▶ [PROBLEM REQUIREMENTS]: Will you transcribe the entries that follow, exactly and in full?

— Begin RECORDS PROVIDED —

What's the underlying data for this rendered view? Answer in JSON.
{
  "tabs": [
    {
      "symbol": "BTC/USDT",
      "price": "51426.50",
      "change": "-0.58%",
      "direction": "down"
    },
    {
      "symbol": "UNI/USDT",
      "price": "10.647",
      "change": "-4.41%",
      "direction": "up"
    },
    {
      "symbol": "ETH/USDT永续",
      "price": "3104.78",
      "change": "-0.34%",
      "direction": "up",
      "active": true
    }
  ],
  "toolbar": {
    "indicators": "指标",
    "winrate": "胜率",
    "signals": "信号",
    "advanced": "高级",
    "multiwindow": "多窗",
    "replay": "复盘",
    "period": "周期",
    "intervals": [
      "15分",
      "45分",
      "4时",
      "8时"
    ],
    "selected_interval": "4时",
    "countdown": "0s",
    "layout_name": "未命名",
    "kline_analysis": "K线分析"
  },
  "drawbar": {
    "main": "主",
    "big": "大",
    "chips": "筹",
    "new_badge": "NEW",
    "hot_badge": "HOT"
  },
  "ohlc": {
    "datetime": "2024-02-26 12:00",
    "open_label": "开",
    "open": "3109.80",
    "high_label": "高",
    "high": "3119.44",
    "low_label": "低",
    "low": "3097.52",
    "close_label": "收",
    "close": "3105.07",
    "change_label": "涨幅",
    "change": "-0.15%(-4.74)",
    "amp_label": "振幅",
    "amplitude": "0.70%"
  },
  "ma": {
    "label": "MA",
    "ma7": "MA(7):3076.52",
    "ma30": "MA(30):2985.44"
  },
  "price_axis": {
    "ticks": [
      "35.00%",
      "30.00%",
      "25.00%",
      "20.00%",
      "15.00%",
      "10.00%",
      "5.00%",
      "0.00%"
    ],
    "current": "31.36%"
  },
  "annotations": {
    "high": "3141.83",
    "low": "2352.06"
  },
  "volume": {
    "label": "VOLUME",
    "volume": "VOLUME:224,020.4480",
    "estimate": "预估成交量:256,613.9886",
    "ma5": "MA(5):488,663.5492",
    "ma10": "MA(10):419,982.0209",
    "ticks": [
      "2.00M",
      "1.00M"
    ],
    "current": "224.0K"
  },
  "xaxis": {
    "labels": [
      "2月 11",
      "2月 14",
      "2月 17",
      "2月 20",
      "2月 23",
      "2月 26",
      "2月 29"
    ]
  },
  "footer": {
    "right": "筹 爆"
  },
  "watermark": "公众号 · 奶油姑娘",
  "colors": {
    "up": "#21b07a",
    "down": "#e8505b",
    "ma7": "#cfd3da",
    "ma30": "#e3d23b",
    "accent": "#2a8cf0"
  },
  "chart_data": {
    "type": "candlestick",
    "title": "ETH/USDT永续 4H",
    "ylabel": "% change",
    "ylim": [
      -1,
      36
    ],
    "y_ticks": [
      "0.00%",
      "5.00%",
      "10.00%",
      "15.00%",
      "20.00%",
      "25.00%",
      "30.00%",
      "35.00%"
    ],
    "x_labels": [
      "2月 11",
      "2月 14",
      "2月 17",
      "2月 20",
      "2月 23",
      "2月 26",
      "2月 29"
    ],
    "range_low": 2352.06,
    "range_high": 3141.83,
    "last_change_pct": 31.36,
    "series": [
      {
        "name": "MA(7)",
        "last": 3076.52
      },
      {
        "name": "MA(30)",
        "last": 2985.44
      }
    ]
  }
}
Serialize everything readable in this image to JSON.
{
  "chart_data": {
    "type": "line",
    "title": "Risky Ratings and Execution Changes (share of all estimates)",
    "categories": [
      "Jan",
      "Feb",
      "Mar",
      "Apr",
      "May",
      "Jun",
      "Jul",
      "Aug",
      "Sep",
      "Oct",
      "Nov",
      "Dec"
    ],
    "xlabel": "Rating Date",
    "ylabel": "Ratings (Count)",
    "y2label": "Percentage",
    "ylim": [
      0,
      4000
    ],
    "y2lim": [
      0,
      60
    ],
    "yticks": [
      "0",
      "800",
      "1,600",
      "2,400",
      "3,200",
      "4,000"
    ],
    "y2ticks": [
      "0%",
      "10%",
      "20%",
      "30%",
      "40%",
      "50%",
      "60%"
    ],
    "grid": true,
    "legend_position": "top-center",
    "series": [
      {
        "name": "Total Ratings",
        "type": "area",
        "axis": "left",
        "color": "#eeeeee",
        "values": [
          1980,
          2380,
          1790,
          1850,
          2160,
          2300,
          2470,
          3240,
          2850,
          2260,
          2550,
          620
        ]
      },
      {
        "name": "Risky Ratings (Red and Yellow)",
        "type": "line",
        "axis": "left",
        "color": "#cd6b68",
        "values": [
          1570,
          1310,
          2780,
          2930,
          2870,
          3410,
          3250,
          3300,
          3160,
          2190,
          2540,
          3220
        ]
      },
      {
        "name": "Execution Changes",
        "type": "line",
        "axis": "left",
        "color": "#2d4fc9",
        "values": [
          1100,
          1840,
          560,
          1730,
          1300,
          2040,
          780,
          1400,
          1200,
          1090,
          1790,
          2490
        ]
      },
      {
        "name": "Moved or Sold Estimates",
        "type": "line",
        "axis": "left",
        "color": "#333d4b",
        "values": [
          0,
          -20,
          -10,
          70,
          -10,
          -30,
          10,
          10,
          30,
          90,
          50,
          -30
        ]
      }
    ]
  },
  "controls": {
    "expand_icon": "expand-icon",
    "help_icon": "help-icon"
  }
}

— End RECORDS PROVIDED —

▶ [RIGHT ANSWER]:
What's the underlying data for this rendered view? Answer in JSON.
{
  "tabs": [
    {
      "symbol": "BTC/USDT",
      "price": "51426.50",
      "change": "-0.58%",
      "direction": "down"
    },
    {
      "symbol": "UNI/USDT",
      "price": "10.647",
      "change": "-4.41%",
      "direction": "up"
    },
    {
      "symbol": "ETH/USDT永续",
      "price": "3104.78",
      "change": "-0.34%",
      "direction": "up",
      "active": true
    }
  ],
  "toolbar": {
    "indicators": "指标",
    "winrate": "胜率",
    "signals": "信号",
    "advanced": "高级",
    "multiwindow": "多窗",
    "replay": "复盘",
    "period": "周期",
    "intervals": [
      "15分",
      "45分",
      "4时",
      "8时"
    ],
    "selected_interval": "4时",
    "countdown": "0s",
    "layout_name": "未命名",
    "kline_analysis": "K线分析"
  },
  "drawbar": {
    "main": "主",
    "big": "大",
    "chips": "筹",
    "new_badge": "NEW",
    "hot_badge": "HOT"
  },
  "ohlc": {
    "datetime": "2024-02-26 12:00",
    "open_label": "开",
    "open": "3109.80",
    "high_label": "高",
    "high": "3119.44",
    "low_label": "低",
    "low": "3097.52",
    "close_label": "收",
    "close": "3105.07",
    "change_label": "涨幅",
    "change": "-0.15%(-4.74)",
    "amp_label": "振幅",
    "amplitude": "0.70%"
  },
  "ma": {
    "label": "MA",
    "ma7": "MA(7):3076.52",
    "ma30": "MA(30):2985.44"
  },
  "price_axis": {
    "ticks": [
      "35.00%",
      "30.00%",
      "25.00%",
      "20.00%",
      "15.00%",
      "10.00%",
      "5.00%",
      "0.00%"
    ],
    "current": "31.36%"
  },
  "annotations": {
    "high": "3141.83",
    "low": "2352.06"
  },
  "volume": {
    "label": "VOLUME",
    "volume": "VOLUME:224,020.4480",
    "estimate": "预估成交量:256,613.9886",
    "ma5": "MA(5):488,663.5492",
    "ma10": "MA(10):419,982.0209",
    "ticks": [
      "2.00M",
      "1.00M"
    ],
    "current": "224.0K"
  },
  "xaxis": {
    "labels": [
      "2月 11",
      "2月 14",
      "2月 17",
      "2月 20",
      "2月 23",
      "2月 26",
      "2月 29"
    ]
  },
  "footer": {
    "right": "筹 爆"
  },
  "watermark": "公众号 · 奶油姑娘",
  "colors": {
    "up": "#21b07a",
    "down": "#e8505b",
    "ma7": "#cfd3da",
    "ma30": "#e3d23b",
    "accent": "#2a8cf0"
  },
  "chart_data": {
    "type": "candlestick",
    "title": "ETH/USDT永续 4H",
    "ylabel": "% change",
    "ylim": [
      -1,
      36
    ],
    "y_ticks": [
      "0.00%",
      "5.00%",
      "10.00%",
      "15.00%",
      "20.00%",
      "25.00%",
      "30.00%",
      "35.00%"
    ],
    "x_labels": [
      "2月 11",
      "2月 14",
      "2月 17",
      "2月 20",
      "2月 23",
      "2月 26",
      "2月 29"
    ],
    "range_low": 2352.06,
    "range_high": 3141.83,
    "last_change_pct": 31.36,
    "series": [
      {
        "name": "MA(7)",
        "last": 3076.52
      },
      {
        "name": "MA(30)",
        "last": 2985.44
      }
    ]
  }
}
Serialize everything readable in this image to JSON.
{
  "chart_data": {
    "type": "line",
    "title": "Risky Ratings and Execution Changes (share of all estimates)",
    "categories": [
      "Jan",
      "Feb",
      "Mar",
      "Apr",
      "May",
      "Jun",
      "Jul",
      "Aug",
      "Sep",
      "Oct",
      "Nov",
      "Dec"
    ],
    "xlabel": "Rating Date",
    "ylabel": "Ratings (Count)",
    "y2label": "Percentage",
    "ylim": [
      0,
      4000
    ],
    "y2lim": [
      0,
      60
    ],
    "yticks": [
      "0",
      "800",
      "1,600",
      "2,400",
      "3,200",
      "4,000"
    ],
    "y2ticks": [
      "0%",
      "10%",
      "20%",
      "30%",
      "40%",
      "50%",
      "60%"
    ],
    "grid": true,
    "legend_position": "top-center",
    "series": [
      {
        "name": "Total Ratings",
        "type": "area",
        "axis": "left",
        "color": "#eeeeee",
        "values": [
          1980,
          2380,
          1790,
          1850,
          2160,
          2300,
          2470,
          3240,
          2850,
          2260,
          2550,
          620
        ]
      },
      {
        "name": "Risky Ratings (Red and Yellow)",
        "type": "line",
        "axis": "left",
        "color": "#cd6b68",
        "values": [
          1570,
          1310,
          2780,
          2930,
          2870,
          3410,
          3250,
          3300,
          3160,
          2190,
          2540,
          3220
        ]
      },
      {
        "name": "Execution Changes",
        "type": "line",
        "axis": "left",
        "color": "#2d4fc9",
        "values": [
          1100,
          1840,
          560,
          1730,
          1300,
          2040,
          780,
          1400,
          1200,
          1090,
          1790,
          2490
        ]
      },
      {
        "name": "Moved or Sold Estimates",
        "type": "line",
        "axis": "left",
        "color": "#333d4b",
        "values": [
          0,
          -20,
          -10,
          70,
          -10,
          -30,
          10,
          10,
          30,
          90,
          50,
          -30
        ]
      }
    ]
  },
  "controls": {
    "expand_icon": "expand-icon",
    "help_icon": "help-icon"
  }
}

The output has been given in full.